> INFORMATION PROVIDED

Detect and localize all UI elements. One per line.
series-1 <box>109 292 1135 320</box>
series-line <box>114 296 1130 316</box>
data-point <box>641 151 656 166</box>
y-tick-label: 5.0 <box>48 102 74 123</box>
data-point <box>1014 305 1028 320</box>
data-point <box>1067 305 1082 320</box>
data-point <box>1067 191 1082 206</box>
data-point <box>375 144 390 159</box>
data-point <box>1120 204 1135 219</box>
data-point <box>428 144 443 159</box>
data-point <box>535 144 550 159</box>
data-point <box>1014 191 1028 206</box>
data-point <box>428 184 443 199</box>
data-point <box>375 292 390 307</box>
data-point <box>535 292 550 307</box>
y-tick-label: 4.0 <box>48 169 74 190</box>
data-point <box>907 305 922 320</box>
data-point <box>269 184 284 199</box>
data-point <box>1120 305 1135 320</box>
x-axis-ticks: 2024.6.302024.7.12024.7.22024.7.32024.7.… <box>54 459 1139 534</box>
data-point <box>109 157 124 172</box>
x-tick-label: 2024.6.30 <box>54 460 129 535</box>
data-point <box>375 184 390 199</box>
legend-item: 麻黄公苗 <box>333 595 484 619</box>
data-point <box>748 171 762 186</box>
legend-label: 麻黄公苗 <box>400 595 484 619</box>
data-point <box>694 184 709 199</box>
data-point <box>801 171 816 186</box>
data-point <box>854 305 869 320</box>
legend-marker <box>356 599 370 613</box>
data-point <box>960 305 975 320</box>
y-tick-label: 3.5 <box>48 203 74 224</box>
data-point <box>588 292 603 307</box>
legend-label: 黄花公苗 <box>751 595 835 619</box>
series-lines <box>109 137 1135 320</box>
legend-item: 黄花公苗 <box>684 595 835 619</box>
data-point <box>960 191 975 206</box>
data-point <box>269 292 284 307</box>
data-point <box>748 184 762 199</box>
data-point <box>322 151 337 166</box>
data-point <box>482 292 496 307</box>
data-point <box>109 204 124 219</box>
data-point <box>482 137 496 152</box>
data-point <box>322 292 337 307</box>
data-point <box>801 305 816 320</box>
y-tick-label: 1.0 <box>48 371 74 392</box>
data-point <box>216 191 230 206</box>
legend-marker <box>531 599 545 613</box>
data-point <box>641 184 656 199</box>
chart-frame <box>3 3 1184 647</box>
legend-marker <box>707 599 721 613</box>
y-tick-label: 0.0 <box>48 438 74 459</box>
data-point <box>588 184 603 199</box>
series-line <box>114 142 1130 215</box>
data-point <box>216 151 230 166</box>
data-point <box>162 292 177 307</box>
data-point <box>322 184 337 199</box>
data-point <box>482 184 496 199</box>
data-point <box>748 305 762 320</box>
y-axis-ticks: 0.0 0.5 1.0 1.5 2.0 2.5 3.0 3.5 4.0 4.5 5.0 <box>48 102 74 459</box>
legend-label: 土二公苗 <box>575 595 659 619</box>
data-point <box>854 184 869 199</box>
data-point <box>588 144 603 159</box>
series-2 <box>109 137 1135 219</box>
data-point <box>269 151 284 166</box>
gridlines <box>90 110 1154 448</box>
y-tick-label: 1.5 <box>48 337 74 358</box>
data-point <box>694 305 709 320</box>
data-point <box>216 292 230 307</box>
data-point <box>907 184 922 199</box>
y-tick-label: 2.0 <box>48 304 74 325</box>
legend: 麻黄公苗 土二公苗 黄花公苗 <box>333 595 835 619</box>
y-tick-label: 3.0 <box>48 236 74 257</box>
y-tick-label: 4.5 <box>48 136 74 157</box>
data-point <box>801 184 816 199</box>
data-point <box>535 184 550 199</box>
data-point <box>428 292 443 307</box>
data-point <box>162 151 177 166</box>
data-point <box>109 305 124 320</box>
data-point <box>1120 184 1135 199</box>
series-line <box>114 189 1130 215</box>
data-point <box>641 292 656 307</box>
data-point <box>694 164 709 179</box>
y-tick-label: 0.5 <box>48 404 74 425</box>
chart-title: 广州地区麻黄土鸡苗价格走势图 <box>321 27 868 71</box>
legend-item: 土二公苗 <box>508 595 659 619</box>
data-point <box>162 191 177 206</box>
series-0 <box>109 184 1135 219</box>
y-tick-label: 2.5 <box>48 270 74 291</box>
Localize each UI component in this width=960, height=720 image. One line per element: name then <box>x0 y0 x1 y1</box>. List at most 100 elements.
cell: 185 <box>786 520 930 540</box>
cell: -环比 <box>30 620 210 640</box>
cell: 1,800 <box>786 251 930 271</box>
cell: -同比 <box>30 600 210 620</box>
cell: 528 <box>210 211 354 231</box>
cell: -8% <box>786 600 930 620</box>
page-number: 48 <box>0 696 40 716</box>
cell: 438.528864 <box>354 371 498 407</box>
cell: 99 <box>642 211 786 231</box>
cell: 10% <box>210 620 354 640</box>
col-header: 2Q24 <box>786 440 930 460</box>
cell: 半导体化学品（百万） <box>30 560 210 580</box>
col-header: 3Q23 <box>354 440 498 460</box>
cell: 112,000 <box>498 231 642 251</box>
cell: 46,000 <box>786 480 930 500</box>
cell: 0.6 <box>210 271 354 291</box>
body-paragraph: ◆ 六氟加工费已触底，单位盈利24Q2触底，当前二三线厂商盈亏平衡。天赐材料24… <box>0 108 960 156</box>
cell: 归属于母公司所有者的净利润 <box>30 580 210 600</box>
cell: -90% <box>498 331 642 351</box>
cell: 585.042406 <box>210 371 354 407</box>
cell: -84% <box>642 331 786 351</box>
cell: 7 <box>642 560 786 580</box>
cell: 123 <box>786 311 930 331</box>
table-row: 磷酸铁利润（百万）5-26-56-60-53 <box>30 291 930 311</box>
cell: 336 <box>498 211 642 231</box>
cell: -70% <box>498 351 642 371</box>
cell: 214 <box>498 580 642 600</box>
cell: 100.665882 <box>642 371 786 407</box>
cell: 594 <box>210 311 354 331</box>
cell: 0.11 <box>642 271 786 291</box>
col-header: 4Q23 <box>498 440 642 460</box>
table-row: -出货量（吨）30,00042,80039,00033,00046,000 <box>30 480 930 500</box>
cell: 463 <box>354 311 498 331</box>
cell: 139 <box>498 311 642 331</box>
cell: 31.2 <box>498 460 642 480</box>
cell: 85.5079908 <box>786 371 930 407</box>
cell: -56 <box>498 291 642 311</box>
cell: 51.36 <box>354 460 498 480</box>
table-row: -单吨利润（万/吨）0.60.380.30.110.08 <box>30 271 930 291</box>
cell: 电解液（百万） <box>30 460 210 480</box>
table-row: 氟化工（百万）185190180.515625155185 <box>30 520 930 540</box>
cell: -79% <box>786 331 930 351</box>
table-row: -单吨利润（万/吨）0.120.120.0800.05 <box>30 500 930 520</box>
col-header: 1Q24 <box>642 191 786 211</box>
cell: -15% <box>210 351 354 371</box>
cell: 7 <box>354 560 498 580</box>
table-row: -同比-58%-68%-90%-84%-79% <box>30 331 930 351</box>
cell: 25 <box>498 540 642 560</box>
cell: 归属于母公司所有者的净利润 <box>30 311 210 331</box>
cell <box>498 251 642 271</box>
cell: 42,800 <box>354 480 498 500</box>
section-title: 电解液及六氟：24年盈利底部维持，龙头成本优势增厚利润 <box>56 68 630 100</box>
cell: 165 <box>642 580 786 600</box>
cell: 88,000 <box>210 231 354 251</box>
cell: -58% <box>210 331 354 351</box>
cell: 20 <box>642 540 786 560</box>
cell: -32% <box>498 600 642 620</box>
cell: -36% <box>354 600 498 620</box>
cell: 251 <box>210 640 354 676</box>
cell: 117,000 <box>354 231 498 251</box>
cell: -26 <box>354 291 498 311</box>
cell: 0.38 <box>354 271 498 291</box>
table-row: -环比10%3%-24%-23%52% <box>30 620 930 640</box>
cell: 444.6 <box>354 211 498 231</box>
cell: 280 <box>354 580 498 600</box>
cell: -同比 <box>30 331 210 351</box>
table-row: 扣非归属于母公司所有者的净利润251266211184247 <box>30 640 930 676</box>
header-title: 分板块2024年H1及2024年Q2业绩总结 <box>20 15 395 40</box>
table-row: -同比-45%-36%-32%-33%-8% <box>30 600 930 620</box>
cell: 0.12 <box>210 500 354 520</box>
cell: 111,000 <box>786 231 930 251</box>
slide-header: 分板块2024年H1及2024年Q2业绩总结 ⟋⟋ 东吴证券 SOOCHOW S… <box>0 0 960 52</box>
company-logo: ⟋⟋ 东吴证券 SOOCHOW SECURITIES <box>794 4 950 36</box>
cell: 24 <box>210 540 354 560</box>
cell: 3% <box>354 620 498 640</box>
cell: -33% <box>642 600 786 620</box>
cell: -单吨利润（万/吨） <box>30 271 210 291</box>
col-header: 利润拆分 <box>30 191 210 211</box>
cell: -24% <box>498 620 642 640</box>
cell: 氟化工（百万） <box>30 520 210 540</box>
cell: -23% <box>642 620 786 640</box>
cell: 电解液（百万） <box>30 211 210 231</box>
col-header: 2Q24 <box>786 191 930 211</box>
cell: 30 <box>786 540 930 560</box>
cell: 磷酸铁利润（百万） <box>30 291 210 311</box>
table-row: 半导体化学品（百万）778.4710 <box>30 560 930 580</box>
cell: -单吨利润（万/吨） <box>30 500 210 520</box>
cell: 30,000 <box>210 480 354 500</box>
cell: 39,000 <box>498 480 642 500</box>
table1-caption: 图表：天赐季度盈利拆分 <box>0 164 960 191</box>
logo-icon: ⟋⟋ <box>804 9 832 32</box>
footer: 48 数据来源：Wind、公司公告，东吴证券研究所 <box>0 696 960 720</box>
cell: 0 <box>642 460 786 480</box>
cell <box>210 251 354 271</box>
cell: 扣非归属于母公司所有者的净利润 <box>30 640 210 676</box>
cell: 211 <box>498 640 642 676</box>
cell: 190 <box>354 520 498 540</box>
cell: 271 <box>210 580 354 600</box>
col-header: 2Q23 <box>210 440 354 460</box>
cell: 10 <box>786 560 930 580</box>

> SHORT TASK
Set down the rows without any change, from the first row through the line containing "data-point <box>694 184 709 199</box>", including both of those lines.

> RESULT
Detect and localize all UI elements. One per line.
series-1 <box>109 292 1135 320</box>
series-line <box>114 296 1130 316</box>
data-point <box>641 151 656 166</box>
y-tick-label: 5.0 <box>48 102 74 123</box>
data-point <box>1014 305 1028 320</box>
data-point <box>1067 305 1082 320</box>
data-point <box>1067 191 1082 206</box>
data-point <box>375 144 390 159</box>
data-point <box>1120 204 1135 219</box>
data-point <box>428 144 443 159</box>
data-point <box>535 144 550 159</box>
data-point <box>1014 191 1028 206</box>
data-point <box>428 184 443 199</box>
data-point <box>375 292 390 307</box>
data-point <box>535 292 550 307</box>
y-tick-label: 4.0 <box>48 169 74 190</box>
data-point <box>907 305 922 320</box>
data-point <box>269 184 284 199</box>
data-point <box>1120 305 1135 320</box>
x-axis-ticks: 2024.6.302024.7.12024.7.22024.7.32024.7.… <box>54 459 1139 534</box>
data-point <box>109 157 124 172</box>
x-tick-label: 2024.6.30 <box>54 460 129 535</box>
data-point <box>375 184 390 199</box>
legend-item: 麻黄公苗 <box>333 595 484 619</box>
data-point <box>748 171 762 186</box>
legend-label: 麻黄公苗 <box>400 595 484 619</box>
data-point <box>694 184 709 199</box>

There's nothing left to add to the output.